● **Task to complete**
In the listing below, please print the line that contains "OCR this image." and every line that follows it, exactly.

● **Provided records**
-------

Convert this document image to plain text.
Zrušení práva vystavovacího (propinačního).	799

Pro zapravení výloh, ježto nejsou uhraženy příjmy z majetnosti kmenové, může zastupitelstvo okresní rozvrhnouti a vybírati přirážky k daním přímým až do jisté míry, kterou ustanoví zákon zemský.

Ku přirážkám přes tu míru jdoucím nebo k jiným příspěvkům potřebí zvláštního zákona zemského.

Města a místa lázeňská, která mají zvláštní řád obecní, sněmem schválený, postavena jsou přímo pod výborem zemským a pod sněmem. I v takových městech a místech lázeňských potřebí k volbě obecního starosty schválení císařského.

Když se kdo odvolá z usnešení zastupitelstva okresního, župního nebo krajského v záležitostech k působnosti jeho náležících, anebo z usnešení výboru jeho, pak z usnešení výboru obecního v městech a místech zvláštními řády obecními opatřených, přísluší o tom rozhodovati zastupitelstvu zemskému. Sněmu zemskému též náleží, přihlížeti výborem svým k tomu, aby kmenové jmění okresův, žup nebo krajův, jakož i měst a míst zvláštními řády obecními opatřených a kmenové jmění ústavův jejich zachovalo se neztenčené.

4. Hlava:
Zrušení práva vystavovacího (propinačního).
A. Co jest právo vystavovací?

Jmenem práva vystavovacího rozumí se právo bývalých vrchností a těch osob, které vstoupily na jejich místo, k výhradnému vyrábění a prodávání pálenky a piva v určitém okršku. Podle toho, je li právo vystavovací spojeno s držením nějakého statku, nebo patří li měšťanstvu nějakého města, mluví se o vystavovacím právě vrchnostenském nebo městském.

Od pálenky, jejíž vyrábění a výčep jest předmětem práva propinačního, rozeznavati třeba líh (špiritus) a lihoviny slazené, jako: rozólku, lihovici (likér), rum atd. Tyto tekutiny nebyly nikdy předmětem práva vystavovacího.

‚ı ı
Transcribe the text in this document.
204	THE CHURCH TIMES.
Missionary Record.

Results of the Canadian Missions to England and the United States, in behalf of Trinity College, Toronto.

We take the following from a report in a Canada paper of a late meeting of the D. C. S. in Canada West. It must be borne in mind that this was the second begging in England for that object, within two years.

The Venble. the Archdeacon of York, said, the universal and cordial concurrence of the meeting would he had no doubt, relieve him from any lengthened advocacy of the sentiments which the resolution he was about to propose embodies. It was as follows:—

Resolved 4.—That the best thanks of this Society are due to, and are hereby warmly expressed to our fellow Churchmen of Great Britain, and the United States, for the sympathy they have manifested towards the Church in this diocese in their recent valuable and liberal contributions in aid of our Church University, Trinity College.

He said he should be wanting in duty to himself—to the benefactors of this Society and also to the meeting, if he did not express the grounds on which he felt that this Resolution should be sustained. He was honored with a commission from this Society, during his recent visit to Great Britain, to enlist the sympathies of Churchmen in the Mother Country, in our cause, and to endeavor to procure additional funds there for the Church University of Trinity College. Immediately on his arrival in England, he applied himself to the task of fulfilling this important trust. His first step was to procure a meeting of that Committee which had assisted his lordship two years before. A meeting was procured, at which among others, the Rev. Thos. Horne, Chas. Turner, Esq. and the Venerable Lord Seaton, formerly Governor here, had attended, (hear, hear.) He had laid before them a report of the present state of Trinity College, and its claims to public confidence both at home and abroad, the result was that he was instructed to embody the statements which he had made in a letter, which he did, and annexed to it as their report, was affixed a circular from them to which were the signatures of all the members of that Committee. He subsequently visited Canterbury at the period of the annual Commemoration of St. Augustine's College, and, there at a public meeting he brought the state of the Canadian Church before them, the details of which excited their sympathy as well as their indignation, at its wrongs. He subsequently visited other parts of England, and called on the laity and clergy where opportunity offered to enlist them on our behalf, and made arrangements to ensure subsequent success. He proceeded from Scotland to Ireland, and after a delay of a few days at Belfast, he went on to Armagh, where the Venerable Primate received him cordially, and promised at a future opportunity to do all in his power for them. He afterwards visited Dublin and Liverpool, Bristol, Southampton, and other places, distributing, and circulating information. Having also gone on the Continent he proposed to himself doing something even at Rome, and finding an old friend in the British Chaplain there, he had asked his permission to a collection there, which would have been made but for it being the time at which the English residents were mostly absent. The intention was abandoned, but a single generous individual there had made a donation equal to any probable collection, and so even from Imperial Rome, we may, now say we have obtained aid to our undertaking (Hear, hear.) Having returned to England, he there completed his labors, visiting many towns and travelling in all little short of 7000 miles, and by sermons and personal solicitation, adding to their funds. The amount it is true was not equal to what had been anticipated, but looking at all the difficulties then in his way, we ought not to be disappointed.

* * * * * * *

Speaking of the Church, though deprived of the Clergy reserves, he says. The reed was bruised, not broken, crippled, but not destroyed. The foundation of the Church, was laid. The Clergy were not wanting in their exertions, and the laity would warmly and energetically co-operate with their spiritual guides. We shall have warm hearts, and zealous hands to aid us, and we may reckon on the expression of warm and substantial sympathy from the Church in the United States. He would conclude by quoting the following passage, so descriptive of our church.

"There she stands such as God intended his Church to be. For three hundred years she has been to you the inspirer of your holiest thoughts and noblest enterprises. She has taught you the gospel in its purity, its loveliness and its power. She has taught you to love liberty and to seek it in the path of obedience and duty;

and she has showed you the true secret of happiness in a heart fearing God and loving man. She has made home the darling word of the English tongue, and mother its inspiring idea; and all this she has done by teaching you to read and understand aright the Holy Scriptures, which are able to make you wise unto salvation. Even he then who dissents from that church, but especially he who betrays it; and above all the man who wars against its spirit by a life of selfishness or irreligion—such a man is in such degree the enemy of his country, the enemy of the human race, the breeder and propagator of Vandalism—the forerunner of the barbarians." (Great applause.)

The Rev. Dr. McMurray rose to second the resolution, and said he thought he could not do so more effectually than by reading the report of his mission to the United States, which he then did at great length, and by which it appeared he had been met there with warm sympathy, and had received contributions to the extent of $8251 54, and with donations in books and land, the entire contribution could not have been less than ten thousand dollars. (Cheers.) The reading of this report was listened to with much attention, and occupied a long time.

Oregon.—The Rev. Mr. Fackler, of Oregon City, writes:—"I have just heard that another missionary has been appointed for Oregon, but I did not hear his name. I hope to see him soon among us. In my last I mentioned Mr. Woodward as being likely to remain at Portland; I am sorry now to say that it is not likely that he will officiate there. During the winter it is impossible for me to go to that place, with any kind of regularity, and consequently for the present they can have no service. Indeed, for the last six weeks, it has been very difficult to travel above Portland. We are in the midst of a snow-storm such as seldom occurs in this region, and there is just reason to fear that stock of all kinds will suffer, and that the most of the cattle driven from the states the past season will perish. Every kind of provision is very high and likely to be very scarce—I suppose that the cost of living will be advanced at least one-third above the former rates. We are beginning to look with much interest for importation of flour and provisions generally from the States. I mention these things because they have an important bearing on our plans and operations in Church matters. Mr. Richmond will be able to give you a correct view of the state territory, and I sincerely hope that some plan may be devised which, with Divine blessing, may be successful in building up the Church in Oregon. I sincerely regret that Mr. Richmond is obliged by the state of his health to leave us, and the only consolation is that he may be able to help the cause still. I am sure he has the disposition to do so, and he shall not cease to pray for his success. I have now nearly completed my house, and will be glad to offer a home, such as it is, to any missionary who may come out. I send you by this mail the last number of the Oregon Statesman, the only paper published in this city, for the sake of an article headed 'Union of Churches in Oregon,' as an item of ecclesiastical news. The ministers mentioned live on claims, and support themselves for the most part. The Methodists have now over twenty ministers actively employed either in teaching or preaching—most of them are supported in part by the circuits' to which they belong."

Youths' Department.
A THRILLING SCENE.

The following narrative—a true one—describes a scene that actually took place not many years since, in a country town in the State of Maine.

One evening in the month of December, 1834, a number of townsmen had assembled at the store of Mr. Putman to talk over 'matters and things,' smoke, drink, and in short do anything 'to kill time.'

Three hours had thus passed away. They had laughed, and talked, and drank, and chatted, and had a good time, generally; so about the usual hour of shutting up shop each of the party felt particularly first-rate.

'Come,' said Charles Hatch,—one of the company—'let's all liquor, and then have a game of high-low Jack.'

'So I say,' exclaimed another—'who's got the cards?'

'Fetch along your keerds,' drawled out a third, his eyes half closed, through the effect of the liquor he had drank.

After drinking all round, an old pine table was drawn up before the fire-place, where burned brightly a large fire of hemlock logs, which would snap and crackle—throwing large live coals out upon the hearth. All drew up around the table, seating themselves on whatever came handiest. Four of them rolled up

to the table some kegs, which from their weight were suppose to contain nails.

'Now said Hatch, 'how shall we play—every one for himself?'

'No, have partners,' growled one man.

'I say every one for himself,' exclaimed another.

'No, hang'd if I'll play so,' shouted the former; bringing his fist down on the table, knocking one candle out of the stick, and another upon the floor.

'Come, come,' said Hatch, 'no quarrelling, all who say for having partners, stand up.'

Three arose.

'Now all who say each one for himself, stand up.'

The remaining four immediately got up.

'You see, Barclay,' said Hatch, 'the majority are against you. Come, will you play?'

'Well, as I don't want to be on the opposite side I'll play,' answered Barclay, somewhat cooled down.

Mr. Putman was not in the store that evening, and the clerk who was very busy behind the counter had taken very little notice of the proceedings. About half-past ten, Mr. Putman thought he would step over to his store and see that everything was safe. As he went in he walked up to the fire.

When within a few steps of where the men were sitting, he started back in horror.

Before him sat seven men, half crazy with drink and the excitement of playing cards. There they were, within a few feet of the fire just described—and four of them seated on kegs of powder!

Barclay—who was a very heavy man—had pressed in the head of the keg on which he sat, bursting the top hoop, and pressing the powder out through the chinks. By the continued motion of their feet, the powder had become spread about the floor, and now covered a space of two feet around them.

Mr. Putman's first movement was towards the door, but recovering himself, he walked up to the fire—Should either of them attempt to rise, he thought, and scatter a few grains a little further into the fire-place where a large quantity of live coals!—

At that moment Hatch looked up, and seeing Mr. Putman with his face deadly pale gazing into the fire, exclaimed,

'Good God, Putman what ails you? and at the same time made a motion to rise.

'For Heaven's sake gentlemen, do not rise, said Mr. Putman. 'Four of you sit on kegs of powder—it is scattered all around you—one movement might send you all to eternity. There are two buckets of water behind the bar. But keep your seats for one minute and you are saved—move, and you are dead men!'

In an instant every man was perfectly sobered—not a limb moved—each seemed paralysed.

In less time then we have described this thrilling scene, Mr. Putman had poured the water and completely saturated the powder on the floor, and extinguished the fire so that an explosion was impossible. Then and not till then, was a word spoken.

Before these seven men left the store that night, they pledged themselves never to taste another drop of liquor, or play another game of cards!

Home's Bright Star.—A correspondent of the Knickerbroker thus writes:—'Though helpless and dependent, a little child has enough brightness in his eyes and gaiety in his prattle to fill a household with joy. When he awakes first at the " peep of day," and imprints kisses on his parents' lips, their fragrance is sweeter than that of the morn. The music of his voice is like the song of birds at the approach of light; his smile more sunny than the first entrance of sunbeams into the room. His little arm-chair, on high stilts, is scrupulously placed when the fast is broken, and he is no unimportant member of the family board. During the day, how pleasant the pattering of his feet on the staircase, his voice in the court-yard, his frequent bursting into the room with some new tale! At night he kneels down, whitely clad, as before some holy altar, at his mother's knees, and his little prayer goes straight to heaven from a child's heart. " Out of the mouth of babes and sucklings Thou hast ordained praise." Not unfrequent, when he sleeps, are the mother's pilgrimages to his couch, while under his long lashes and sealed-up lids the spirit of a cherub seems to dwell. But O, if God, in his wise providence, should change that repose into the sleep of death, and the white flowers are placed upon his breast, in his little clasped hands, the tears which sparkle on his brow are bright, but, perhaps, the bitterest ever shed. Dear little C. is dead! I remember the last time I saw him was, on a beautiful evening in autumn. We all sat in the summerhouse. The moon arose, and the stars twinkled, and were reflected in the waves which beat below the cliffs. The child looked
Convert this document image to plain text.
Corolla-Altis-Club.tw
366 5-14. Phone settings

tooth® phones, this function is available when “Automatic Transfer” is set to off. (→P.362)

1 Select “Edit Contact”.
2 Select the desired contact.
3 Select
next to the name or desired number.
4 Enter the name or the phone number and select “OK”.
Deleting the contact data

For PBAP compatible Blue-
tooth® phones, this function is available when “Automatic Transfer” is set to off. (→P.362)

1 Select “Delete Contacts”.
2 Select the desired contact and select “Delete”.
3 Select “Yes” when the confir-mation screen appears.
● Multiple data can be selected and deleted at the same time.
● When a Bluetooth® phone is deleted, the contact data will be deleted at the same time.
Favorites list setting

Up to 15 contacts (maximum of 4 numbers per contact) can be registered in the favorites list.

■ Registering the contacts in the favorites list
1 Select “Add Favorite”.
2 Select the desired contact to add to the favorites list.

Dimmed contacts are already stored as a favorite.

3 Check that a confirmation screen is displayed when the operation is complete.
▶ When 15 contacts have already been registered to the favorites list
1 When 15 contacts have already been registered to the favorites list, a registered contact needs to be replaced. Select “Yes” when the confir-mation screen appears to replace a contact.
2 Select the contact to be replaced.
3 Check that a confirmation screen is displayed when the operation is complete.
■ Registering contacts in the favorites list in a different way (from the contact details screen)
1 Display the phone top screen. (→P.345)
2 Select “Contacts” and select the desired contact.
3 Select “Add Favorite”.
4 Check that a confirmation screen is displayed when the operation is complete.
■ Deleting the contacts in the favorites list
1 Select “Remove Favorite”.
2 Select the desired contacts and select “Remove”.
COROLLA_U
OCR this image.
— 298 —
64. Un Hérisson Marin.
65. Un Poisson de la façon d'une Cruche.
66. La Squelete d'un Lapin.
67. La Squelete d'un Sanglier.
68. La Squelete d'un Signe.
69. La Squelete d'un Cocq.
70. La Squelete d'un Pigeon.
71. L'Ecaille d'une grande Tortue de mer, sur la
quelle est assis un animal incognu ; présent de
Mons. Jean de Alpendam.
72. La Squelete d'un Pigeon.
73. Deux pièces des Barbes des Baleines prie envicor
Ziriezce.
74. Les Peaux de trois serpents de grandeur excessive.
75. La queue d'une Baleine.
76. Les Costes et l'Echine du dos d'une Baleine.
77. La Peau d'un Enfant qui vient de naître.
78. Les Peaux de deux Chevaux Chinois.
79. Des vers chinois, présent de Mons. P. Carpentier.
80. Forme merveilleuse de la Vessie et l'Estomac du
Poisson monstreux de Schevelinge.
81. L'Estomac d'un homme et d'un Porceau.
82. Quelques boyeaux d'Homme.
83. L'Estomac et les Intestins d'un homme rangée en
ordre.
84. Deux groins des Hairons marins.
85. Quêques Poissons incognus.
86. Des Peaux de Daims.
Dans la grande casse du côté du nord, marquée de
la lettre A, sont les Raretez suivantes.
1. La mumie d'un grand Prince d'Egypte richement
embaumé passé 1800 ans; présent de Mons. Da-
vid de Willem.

-------

● **Complete output**
OCR this image.
— 298 —
64. Un Hérisson Marin.
65. Un Poisson de la façon d'une Cruche.
66. La Squelete d'un Lapin.
67. La Squelete d'un Sanglier.
68. La Squelete d'un Signe.
69. La Squelete d'un Cocq.
70. La Squelete d'un Pigeon.
71. L'Ecaille d'une grande Tortue de mer, sur la
quelle est assis un animal incognu ; présent de
Mons. Jean de Alpendam.
72. La Squelete d'un Pigeon.
73. Deux pièces des Barbes des Baleines prie envicor
Ziriezce.
74. Les Peaux de trois serpents de grandeur excessive.
75. La queue d'une Baleine.
76. Les Costes et l'Echine du dos d'une Baleine.
77. La Peau d'un Enfant qui vient de naître.
78. Les Peaux de deux Chevaux Chinois.
79. Des vers chinois, présent de Mons. P. Carpentier.
80. Forme merveilleuse de la Vessie et l'Estomac du
Poisson monstreux de Schevelinge.
81. L'Estomac d'un homme et d'un Porceau.
82. Quelques boyeaux d'Homme.
83. L'Estomac et les Intestins d'un homme rangée en
ordre.
84. Deux groins des Hairons marins.
85. Quêques Poissons incognus.
86. Des Peaux de Daims.
Dans la grande casse du côté du nord, marquée de
la lettre A, sont les Raretez suivantes.
1. La mumie d'un grand Prince d'Egypte richement
embaumé passé 1800 ans; présent de Mons. Da-
vid de Willem.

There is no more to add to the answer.